* [DATASET]:
________________________________________

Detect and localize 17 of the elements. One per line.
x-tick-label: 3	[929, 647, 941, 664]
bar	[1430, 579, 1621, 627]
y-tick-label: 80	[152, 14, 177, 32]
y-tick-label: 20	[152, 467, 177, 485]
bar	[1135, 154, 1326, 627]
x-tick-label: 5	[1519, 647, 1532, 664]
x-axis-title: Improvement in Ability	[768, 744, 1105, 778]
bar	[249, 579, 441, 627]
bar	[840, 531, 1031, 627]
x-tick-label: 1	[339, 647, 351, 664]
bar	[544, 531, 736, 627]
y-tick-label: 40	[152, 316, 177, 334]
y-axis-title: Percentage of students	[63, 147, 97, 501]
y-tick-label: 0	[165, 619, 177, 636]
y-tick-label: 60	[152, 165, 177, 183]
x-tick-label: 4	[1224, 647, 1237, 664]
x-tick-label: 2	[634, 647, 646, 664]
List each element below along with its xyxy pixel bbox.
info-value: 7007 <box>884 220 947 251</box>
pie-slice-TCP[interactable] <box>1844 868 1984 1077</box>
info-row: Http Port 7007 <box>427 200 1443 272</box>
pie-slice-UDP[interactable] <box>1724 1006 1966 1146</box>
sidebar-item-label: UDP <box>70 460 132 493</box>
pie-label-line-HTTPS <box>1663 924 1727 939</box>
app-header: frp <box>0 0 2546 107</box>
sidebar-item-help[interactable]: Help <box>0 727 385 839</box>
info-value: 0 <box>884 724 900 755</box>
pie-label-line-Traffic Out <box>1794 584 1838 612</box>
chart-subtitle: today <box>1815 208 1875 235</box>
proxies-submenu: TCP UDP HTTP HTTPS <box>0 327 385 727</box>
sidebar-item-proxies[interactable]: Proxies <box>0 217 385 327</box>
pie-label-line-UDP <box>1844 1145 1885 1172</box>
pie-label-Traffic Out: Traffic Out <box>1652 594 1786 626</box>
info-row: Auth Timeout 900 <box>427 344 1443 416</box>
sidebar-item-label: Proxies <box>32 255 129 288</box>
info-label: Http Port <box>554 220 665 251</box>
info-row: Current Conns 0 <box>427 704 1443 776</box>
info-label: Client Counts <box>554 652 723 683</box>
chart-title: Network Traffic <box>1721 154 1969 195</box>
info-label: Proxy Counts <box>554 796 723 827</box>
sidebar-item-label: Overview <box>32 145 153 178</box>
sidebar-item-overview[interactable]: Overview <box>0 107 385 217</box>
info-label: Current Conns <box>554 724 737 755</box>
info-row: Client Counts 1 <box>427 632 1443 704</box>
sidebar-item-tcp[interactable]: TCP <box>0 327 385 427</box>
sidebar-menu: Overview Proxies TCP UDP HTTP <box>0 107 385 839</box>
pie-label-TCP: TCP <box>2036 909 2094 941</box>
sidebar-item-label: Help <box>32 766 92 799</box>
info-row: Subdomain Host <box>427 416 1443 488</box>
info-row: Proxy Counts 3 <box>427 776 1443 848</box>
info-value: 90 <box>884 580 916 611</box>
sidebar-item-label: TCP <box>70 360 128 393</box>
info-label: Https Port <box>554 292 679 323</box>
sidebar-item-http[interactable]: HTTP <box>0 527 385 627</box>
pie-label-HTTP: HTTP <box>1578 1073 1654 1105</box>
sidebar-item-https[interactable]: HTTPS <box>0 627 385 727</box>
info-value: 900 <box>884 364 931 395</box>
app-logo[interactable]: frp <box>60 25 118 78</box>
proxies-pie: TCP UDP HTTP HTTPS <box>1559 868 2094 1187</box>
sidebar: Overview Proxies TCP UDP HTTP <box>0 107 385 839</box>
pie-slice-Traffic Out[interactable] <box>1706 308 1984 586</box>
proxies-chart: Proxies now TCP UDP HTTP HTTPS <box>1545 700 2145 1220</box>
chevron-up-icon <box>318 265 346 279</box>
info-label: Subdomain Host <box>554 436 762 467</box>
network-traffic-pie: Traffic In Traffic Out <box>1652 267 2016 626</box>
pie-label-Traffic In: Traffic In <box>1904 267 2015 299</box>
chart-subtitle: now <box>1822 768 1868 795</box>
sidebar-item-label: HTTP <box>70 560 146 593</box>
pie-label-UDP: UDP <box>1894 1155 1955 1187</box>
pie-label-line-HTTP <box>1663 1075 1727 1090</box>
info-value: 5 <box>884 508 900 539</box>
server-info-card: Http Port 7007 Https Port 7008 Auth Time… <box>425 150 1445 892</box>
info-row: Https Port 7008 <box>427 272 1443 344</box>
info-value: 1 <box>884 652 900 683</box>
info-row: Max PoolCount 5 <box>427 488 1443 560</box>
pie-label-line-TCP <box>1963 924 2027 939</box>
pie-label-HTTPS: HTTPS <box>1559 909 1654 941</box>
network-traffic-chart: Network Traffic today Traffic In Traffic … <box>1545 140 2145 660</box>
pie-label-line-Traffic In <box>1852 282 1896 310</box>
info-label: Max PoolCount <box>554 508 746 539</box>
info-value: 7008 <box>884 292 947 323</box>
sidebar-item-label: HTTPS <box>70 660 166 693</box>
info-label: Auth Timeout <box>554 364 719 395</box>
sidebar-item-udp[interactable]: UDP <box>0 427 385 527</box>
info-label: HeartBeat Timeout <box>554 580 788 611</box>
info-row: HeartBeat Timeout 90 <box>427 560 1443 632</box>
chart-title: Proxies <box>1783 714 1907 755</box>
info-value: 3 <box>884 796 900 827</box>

________________________________________

Copy every line of all the items above, changing nothing, not even a single character.

Detect and localize 17 of the elements. One per line.
x-tick-label: 3	[929, 647, 941, 664]
bar	[1430, 579, 1621, 627]
y-tick-label: 80	[152, 14, 177, 32]
y-tick-label: 20	[152, 467, 177, 485]
bar	[1135, 154, 1326, 627]
x-tick-label: 5	[1519, 647, 1532, 664]
x-axis-title: Improvement in Ability	[768, 744, 1105, 778]
bar	[249, 579, 441, 627]
bar	[840, 531, 1031, 627]
x-tick-label: 1	[339, 647, 351, 664]
bar	[544, 531, 736, 627]
y-tick-label: 40	[152, 316, 177, 334]
y-axis-title: Percentage of students	[63, 147, 97, 501]
y-tick-label: 0	[165, 619, 177, 636]
y-tick-label: 60	[152, 165, 177, 183]
x-tick-label: 4	[1224, 647, 1237, 664]
x-tick-label: 2	[634, 647, 646, 664]
List each element below along with its xyxy pixel bbox.
info-value: 7007 <box>884 220 947 251</box>
pie-slice-TCP[interactable] <box>1844 868 1984 1077</box>
info-row: Http Port 7007 <box>427 200 1443 272</box>
pie-slice-UDP[interactable] <box>1724 1006 1966 1146</box>
sidebar-item-label: UDP <box>70 460 132 493</box>
pie-label-line-HTTPS <box>1663 924 1727 939</box>
app-header: frp <box>0 0 2546 107</box>
sidebar-item-help[interactable]: Help <box>0 727 385 839</box>
info-value: 0 <box>884 724 900 755</box>
pie-label-line-Traffic Out <box>1794 584 1838 612</box>
chart-subtitle: today <box>1815 208 1875 235</box>
proxies-submenu: TCP UDP HTTP HTTPS <box>0 327 385 727</box>
sidebar-item-proxies[interactable]: Proxies <box>0 217 385 327</box>
pie-label-line-UDP <box>1844 1145 1885 1172</box>
pie-label-Traffic Out: Traffic Out <box>1652 594 1786 626</box>
info-row: Auth Timeout 900 <box>427 344 1443 416</box>
sidebar-item-label: Proxies <box>32 255 129 288</box>
info-label: Http Port <box>554 220 665 251</box>
info-row: Current Conns 0 <box>427 704 1443 776</box>
info-label: Client Counts <box>554 652 723 683</box>
chart-title: Network Traffic <box>1721 154 1969 195</box>
info-label: Proxy Counts <box>554 796 723 827</box>
sidebar-item-label: Overview <box>32 145 153 178</box>
sidebar-item-overview[interactable]: Overview <box>0 107 385 217</box>
info-label: Current Conns <box>554 724 737 755</box>
info-row: Client Counts 1 <box>427 632 1443 704</box>
sidebar-item-tcp[interactable]: TCP <box>0 327 385 427</box>
sidebar-menu: Overview Proxies TCP UDP HTTP <box>0 107 385 839</box>
pie-label-TCP: TCP <box>2036 909 2094 941</box>
sidebar-item-label: Help <box>32 766 92 799</box>
info-row: Subdomain Host <box>427 416 1443 488</box>
info-row: Proxy Counts 3 <box>427 776 1443 848</box>
info-value: 90 <box>884 580 916 611</box>
sidebar-item-label: TCP <box>70 360 128 393</box>
info-label: Https Port <box>554 292 679 323</box>
sidebar-item-http[interactable]: HTTP <box>0 527 385 627</box>
pie-label-HTTP: HTTP <box>1578 1073 1654 1105</box>
sidebar-item-https[interactable]: HTTPS <box>0 627 385 727</box>
info-value: 900 <box>884 364 931 395</box>
app-logo[interactable]: frp <box>60 25 118 78</box>
proxies-pie: TCP UDP HTTP HTTPS <box>1559 868 2094 1187</box>
sidebar: Overview Proxies TCP UDP HTTP <box>0 107 385 839</box>
pie-slice-Traffic Out[interactable] <box>1706 308 1984 586</box>
proxies-chart: Proxies now TCP UDP HTTP HTTPS <box>1545 700 2145 1220</box>
chevron-up-icon <box>318 265 346 279</box>
info-label: Subdomain Host <box>554 436 762 467</box>
network-traffic-pie: Traffic In Traffic Out <box>1652 267 2016 626</box>
pie-label-Traffic In: Traffic In <box>1904 267 2015 299</box>
chart-subtitle: now <box>1822 768 1868 795</box>
sidebar-item-label: HTTP <box>70 560 146 593</box>
pie-label-UDP: UDP <box>1894 1155 1955 1187</box>
pie-label-line-HTTP <box>1663 1075 1727 1090</box>
info-value: 5 <box>884 508 900 539</box>
server-info-card: Http Port 7007 Https Port 7008 Auth Time… <box>425 150 1445 892</box>
info-row: Https Port 7008 <box>427 272 1443 344</box>
info-value: 1 <box>884 652 900 683</box>
info-row: Max PoolCount 5 <box>427 488 1443 560</box>
pie-label-line-TCP <box>1963 924 2027 939</box>
pie-label-HTTPS: HTTPS <box>1559 909 1654 941</box>
network-traffic-chart: Network Traffic today Traffic In Traffic … <box>1545 140 2145 660</box>
pie-label-line-Traffic In <box>1852 282 1896 310</box>
info-label: Max PoolCount <box>554 508 746 539</box>
info-value: 7008 <box>884 292 947 323</box>
sidebar-item-label: HTTPS <box>70 660 166 693</box>
info-label: Auth Timeout <box>554 364 719 395</box>
sidebar-item-udp[interactable]: UDP <box>0 427 385 527</box>
info-label: HeartBeat Timeout <box>554 580 788 611</box>
info-row: HeartBeat Timeout 90 <box>427 560 1443 632</box>
chart-title: Proxies <box>1783 714 1907 755</box>
info-value: 3 <box>884 796 900 827</box>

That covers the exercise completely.